The problem. Transcribe the material word for word, but without the images.

###

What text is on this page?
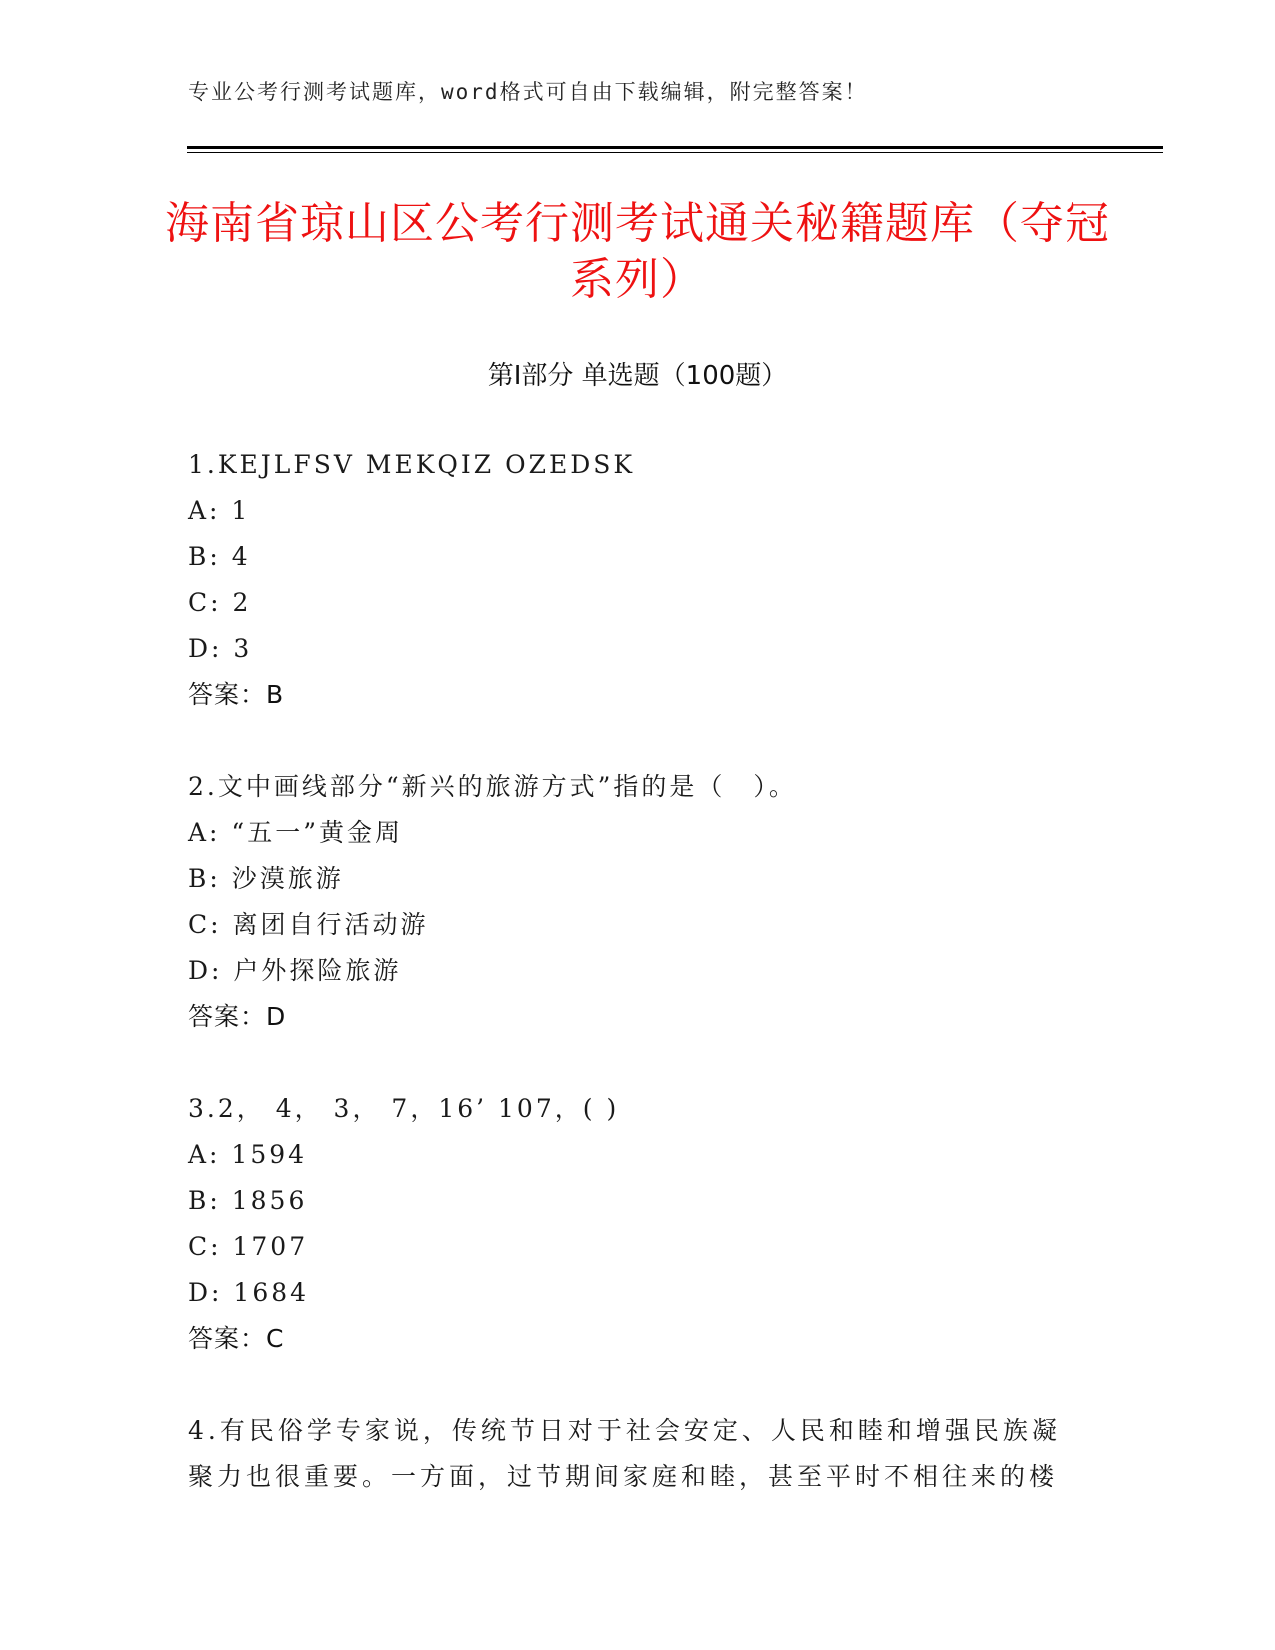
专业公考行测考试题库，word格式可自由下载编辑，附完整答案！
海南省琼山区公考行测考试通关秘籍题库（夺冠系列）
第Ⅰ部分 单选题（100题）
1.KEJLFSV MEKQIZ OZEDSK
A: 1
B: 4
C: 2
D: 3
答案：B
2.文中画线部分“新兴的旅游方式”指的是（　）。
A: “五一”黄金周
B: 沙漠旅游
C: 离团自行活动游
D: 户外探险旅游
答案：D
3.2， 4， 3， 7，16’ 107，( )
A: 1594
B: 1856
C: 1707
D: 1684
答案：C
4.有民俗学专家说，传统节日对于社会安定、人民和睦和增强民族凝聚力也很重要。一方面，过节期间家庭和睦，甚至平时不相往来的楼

###

Complete output.
What text is on this page?
专业公考行测考试题库，word格式可自由下载编辑，附完整答案！
海南省琼山区公考行测考试通关秘籍题库（夺冠系列）
第Ⅰ部分 单选题（100题）
1.KEJLFSV MEKQIZ OZEDSK
A: 1
B: 4
C: 2
D: 3
答案：B
2.文中画线部分“新兴的旅游方式”指的是（　）。
A: “五一”黄金周
B: 沙漠旅游
C: 离团自行活动游
D: 户外探险旅游
答案：D
3.2， 4， 3， 7，16’ 107，( )
A: 1594
B: 1856
C: 1707
D: 1684
答案：C
4.有民俗学专家说，传统节日对于社会安定、人民和睦和增强民族凝聚力也很重要。一方面，过节期间家庭和睦，甚至平时不相往来的楼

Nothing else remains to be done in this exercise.